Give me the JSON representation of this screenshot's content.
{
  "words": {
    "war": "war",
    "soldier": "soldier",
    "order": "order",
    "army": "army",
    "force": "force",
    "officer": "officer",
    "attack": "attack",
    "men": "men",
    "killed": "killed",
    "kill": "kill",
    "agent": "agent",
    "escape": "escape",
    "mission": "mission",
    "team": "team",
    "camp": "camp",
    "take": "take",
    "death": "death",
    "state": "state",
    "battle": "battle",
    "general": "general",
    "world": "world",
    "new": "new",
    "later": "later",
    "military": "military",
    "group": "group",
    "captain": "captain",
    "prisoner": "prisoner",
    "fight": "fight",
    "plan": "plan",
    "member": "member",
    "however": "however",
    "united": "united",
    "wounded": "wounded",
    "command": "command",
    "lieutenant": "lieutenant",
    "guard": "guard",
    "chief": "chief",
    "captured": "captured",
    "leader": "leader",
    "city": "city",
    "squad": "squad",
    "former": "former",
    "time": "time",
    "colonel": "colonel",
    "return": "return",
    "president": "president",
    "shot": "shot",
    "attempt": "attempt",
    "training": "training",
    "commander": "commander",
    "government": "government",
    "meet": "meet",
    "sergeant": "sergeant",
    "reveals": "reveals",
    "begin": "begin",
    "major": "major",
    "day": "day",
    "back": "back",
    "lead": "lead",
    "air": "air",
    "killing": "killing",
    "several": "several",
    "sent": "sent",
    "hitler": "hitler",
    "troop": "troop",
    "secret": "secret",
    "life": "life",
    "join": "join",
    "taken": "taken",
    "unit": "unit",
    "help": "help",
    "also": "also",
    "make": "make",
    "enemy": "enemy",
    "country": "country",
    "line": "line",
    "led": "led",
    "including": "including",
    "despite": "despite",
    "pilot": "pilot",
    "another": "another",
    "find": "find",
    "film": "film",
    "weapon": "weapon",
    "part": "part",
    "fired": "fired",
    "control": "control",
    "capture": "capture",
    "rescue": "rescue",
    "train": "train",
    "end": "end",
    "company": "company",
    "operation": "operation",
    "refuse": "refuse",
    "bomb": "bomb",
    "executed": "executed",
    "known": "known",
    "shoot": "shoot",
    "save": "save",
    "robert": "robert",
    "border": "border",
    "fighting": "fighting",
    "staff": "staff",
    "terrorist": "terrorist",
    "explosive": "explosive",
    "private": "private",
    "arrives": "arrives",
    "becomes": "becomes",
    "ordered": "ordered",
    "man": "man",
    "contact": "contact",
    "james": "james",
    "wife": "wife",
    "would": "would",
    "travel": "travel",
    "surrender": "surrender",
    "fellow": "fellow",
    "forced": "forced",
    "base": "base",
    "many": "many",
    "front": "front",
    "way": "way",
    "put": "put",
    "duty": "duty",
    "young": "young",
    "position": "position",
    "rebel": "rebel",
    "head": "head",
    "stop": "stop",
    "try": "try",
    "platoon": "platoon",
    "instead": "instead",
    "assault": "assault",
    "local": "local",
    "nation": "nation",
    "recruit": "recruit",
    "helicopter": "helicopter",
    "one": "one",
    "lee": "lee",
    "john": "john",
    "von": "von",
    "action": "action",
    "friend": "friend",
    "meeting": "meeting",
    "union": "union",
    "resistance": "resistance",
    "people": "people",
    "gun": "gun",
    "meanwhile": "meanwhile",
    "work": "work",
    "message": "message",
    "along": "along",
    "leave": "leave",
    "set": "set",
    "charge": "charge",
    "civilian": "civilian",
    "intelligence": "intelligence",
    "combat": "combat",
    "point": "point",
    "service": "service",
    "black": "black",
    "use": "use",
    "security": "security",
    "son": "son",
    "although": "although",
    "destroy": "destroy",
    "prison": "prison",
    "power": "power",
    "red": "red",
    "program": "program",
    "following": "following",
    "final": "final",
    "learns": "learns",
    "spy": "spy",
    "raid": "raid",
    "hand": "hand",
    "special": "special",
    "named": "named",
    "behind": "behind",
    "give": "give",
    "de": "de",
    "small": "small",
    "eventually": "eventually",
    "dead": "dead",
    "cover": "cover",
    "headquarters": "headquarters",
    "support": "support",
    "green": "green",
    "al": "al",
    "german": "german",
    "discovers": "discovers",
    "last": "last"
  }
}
--
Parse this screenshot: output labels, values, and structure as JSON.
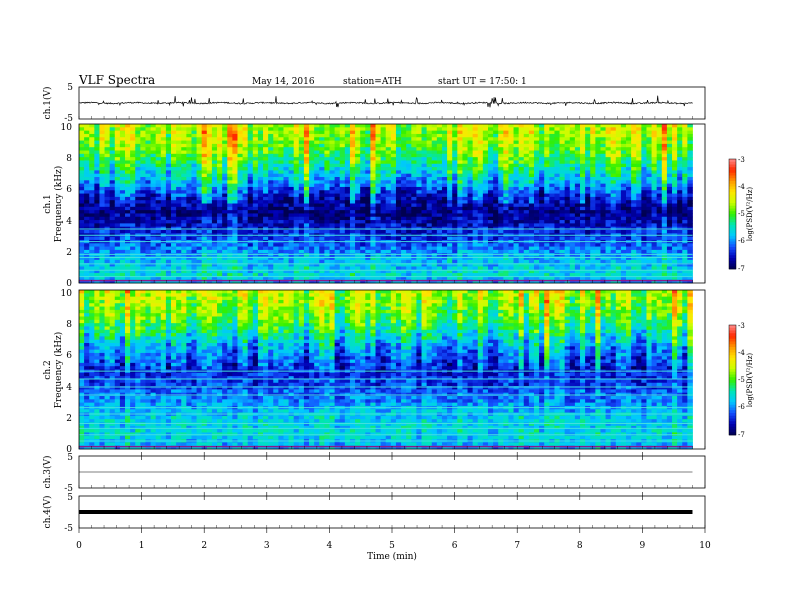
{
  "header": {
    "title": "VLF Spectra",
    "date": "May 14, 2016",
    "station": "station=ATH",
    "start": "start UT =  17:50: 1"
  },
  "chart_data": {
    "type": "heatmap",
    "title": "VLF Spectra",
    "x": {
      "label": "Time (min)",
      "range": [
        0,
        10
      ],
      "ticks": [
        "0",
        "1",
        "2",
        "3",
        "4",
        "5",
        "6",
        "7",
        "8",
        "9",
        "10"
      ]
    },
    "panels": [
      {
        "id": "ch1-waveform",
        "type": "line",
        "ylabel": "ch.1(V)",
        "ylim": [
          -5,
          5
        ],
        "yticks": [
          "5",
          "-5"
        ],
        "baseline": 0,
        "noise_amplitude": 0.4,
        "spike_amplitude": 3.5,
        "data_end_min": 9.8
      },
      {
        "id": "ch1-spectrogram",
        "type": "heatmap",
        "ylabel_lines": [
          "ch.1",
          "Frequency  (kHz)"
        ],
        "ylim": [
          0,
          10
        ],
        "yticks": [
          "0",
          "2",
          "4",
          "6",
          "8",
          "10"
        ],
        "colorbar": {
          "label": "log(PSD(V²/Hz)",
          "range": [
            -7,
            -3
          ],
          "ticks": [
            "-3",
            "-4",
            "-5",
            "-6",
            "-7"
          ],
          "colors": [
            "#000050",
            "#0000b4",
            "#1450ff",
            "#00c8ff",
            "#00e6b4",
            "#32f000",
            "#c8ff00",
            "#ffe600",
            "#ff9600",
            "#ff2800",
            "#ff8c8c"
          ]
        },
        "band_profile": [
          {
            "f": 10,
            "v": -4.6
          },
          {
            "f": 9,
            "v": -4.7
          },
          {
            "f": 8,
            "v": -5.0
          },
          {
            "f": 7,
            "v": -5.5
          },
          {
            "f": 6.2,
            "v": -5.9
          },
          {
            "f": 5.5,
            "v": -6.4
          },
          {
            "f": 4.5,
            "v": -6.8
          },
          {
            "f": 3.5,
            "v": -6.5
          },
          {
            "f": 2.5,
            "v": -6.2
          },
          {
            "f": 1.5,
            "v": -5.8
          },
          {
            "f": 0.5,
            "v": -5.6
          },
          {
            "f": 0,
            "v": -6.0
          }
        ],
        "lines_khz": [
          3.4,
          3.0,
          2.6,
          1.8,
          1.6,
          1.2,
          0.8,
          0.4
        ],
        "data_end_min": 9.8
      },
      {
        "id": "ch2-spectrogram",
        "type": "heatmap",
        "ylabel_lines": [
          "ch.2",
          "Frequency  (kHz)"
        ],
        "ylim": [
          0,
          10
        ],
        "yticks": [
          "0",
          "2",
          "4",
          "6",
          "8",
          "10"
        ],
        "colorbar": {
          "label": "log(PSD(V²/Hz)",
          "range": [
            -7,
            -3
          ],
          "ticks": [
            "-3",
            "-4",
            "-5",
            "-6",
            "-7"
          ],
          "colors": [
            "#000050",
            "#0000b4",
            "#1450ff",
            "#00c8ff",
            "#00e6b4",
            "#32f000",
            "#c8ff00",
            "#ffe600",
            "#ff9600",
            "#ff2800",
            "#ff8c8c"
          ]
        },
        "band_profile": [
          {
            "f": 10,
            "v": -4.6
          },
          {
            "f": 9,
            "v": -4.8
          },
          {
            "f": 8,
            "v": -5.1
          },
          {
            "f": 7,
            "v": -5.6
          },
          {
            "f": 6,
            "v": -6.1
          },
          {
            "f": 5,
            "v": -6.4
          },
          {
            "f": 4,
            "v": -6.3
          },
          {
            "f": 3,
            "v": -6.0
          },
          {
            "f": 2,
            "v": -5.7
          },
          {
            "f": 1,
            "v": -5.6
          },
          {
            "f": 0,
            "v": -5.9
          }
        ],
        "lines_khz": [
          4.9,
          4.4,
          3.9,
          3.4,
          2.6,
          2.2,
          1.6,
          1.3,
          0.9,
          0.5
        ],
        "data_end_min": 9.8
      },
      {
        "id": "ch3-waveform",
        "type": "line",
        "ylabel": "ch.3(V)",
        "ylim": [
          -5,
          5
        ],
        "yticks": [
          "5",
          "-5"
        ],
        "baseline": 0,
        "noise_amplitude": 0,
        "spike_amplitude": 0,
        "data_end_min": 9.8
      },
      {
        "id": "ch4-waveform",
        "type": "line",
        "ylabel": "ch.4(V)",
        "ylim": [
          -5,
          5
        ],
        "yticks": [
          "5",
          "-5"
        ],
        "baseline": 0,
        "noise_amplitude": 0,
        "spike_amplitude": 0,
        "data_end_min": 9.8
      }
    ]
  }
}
==
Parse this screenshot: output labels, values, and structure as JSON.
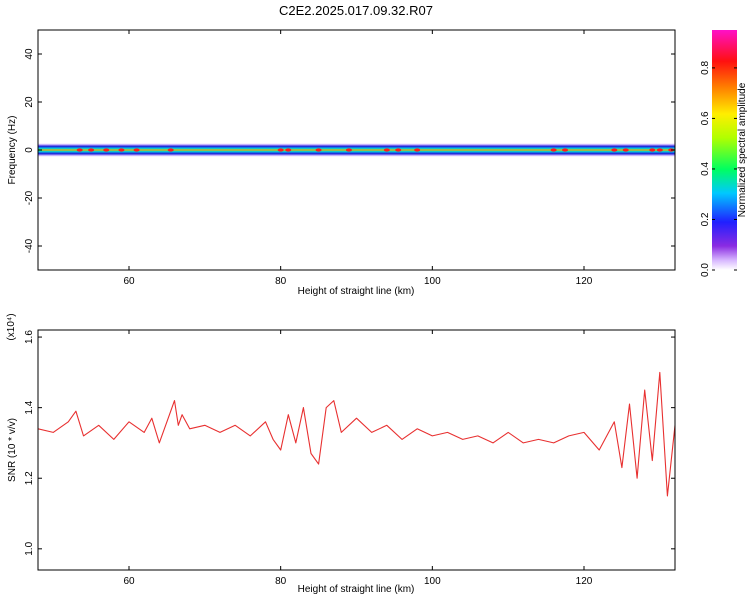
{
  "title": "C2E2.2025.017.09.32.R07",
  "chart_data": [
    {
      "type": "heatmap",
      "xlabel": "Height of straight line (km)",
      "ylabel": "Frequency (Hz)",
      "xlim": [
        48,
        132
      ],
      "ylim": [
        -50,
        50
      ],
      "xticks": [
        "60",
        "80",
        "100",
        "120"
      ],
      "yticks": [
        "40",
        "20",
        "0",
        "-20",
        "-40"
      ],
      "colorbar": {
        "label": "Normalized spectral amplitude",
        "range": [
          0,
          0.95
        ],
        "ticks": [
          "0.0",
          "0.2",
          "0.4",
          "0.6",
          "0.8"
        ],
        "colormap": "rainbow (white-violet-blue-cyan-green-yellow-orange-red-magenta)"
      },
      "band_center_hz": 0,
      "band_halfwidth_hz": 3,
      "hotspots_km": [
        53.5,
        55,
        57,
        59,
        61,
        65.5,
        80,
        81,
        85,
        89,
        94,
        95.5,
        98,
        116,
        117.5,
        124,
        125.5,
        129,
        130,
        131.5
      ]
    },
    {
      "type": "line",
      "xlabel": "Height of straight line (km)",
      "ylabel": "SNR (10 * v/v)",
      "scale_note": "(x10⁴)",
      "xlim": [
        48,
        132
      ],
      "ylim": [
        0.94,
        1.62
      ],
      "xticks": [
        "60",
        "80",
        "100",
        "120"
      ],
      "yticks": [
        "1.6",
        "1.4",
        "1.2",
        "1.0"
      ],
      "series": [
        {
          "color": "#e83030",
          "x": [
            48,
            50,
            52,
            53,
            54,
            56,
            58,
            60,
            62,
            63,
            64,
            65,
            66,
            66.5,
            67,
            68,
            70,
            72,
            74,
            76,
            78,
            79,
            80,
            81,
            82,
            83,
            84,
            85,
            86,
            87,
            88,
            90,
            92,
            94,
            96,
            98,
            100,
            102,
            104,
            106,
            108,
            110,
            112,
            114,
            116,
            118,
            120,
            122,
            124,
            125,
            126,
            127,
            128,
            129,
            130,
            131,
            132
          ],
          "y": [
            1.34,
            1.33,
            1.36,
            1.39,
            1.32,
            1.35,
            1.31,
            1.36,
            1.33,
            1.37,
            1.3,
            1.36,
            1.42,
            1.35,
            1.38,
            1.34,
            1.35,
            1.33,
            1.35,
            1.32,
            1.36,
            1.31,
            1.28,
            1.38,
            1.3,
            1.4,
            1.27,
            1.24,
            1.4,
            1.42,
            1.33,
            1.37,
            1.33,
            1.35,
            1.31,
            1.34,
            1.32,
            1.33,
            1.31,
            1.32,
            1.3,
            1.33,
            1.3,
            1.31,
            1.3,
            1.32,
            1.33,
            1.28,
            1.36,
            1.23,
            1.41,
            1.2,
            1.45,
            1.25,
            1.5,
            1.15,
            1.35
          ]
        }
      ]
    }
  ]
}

## [Goal]
Extract lines where the string "spectrogram" occurs.

## [The completed task]
        "id": "ch1-spectrogram",
        "id": "ch2-spectrogram",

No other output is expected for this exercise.